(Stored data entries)
+ + +

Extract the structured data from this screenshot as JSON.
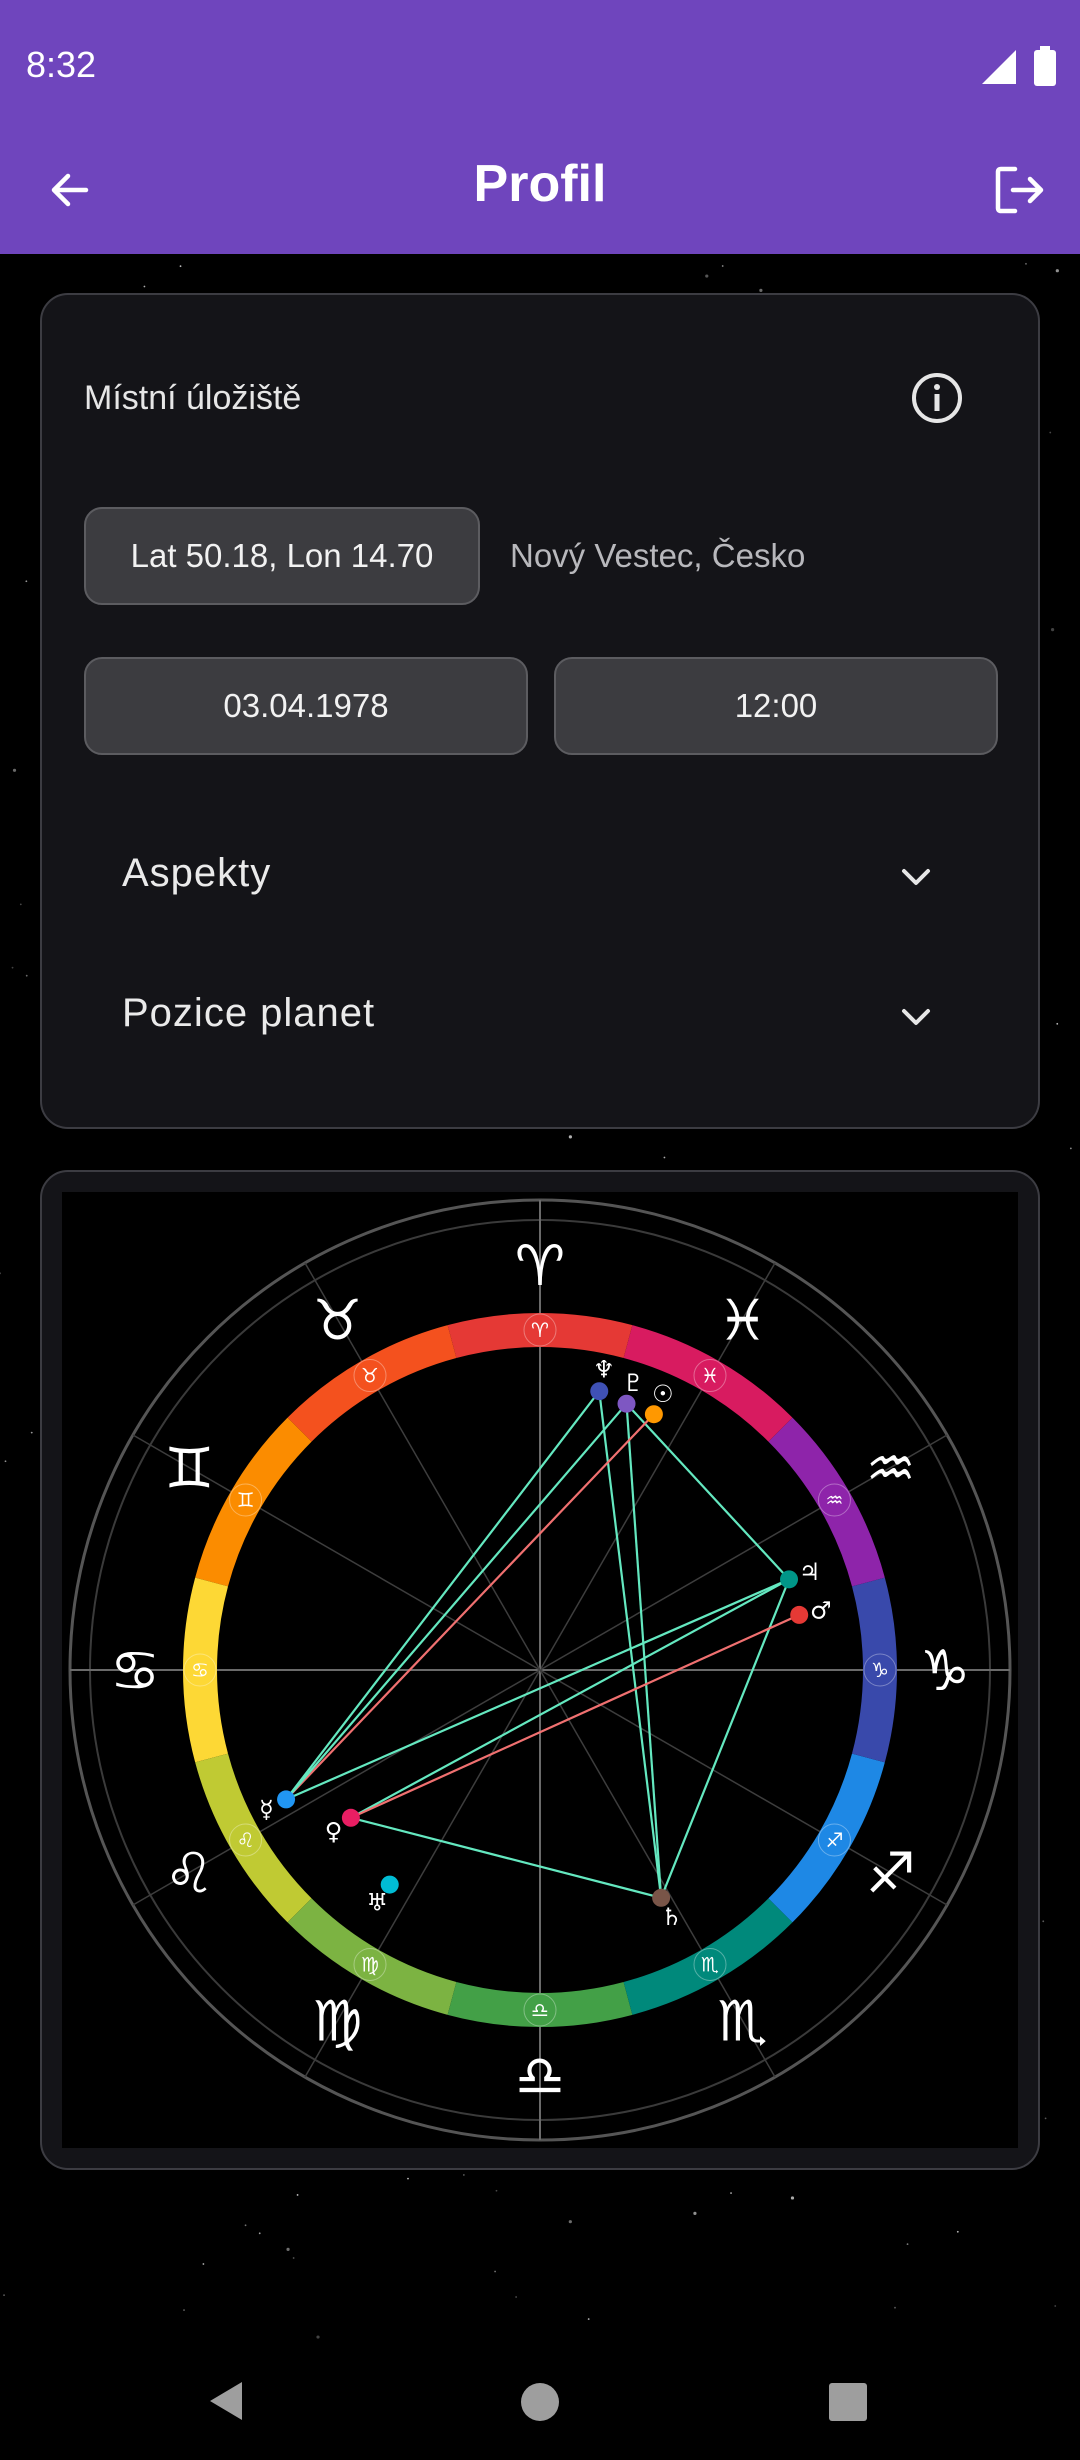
{
  "status_bar": {
    "time": "8:32"
  },
  "app_bar": {
    "title": "Profil"
  },
  "settings": {
    "storage_label": "Místní úložiště",
    "coordinates": "Lat 50.18, Lon 14.70",
    "place": "Nový Vestec, Česko",
    "date": "03.04.1978",
    "time": "12:00",
    "aspects_label": "Aspekty",
    "planet_positions_label": "Pozice planet"
  },
  "chart": {
    "zodiac_signs": [
      "♈",
      "♉",
      "♊",
      "♋",
      "♌",
      "♍",
      "♎",
      "♏",
      "♐",
      "♑",
      "♒",
      "♓"
    ],
    "sign_colors": [
      "#e53935",
      "#f4511e",
      "#fb8c00",
      "#fdd835",
      "#c0ca33",
      "#7cb342",
      "#43a047",
      "#00897b",
      "#1e88e5",
      "#3949ab",
      "#8e24aa",
      "#d81b60"
    ],
    "planets": [
      {
        "symbol": "♆",
        "color": "#3f51b5"
      },
      {
        "symbol": "♇",
        "color": "#7e57c2"
      },
      {
        "symbol": "☉",
        "color": "#ff9800"
      },
      {
        "symbol": "♃",
        "color": "#009688"
      },
      {
        "symbol": "♂",
        "color": "#e53935"
      },
      {
        "symbol": "☿",
        "color": "#2196f3"
      },
      {
        "symbol": "♀",
        "color": "#e91e63"
      },
      {
        "symbol": "♅",
        "color": "#00bcd4"
      },
      {
        "symbol": "♄",
        "color": "#795548"
      }
    ],
    "aspect_colors": {
      "harmonic": "#64e8c0",
      "tense": "#f07070"
    }
  }
}
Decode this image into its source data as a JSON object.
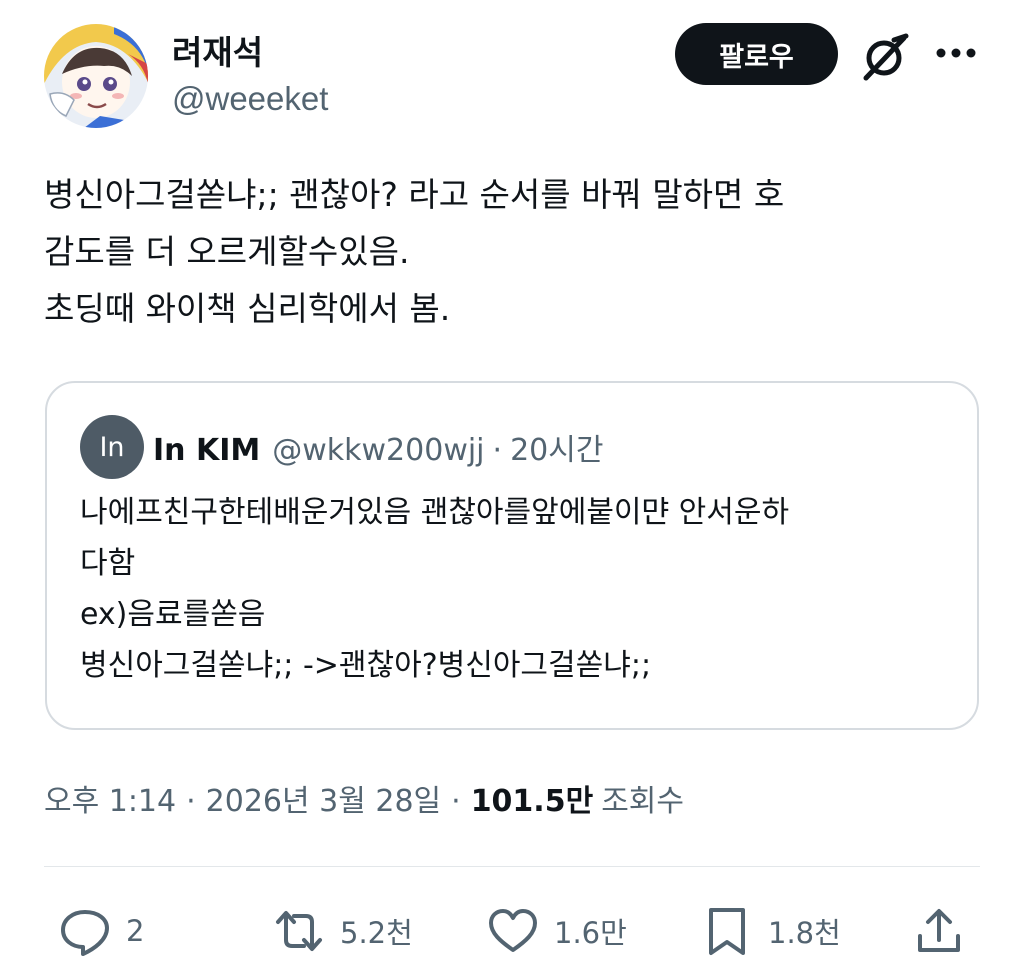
{
  "author": {
    "name": "려재석",
    "handle": "@weeeket",
    "follow_label": "팔로우"
  },
  "tweet": {
    "text": "병신아그걸쏟냐;; 괜찮아? 라고 순서를 바꿔 말하면 호\n감도를 더 오르게할수있음.\n초딩때 와이책 심리학에서 봄."
  },
  "quote": {
    "avatar_initials": "In",
    "name": "In KIM",
    "handle": "@wkkw200wjj",
    "separator": "·",
    "time": "20시간",
    "text": "나에프친구한테배운거있음 괜찮아를앞에붙이먄 안서운하\n다함\nex)음료를쏟음\n병신아그걸쏟냐;; ->괜찮아?병신아그걸쏟냐;;"
  },
  "meta": {
    "time": "오후 1:14",
    "date": "2026년 3월 28일",
    "separator": "·",
    "views_count": "101.5만",
    "views_label": "조회수"
  },
  "actions": {
    "replies": "2",
    "reposts": "5.2천",
    "likes": "1.6만",
    "bookmarks": "1.8천"
  },
  "icons": {
    "avatar": "avatar-illustration",
    "grok": "grok-icon",
    "more": "more-icon",
    "reply": "reply-icon",
    "repost": "repost-icon",
    "like": "heart-icon",
    "bookmark": "bookmark-icon",
    "share": "share-icon"
  },
  "colors": {
    "text_primary": "#0f1419",
    "text_secondary": "#536471",
    "border": "#d6dbe0",
    "button_bg": "#0f1419"
  }
}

+ + +

_TO BE DONE_
In the records above, find each line with the word "time" and copy it.

_SOLUTION TO THIS PROBLEM_
    "time": "8:32"
    "time": "12:00",
    "time": "20시간",
    "time": "오후 1:14",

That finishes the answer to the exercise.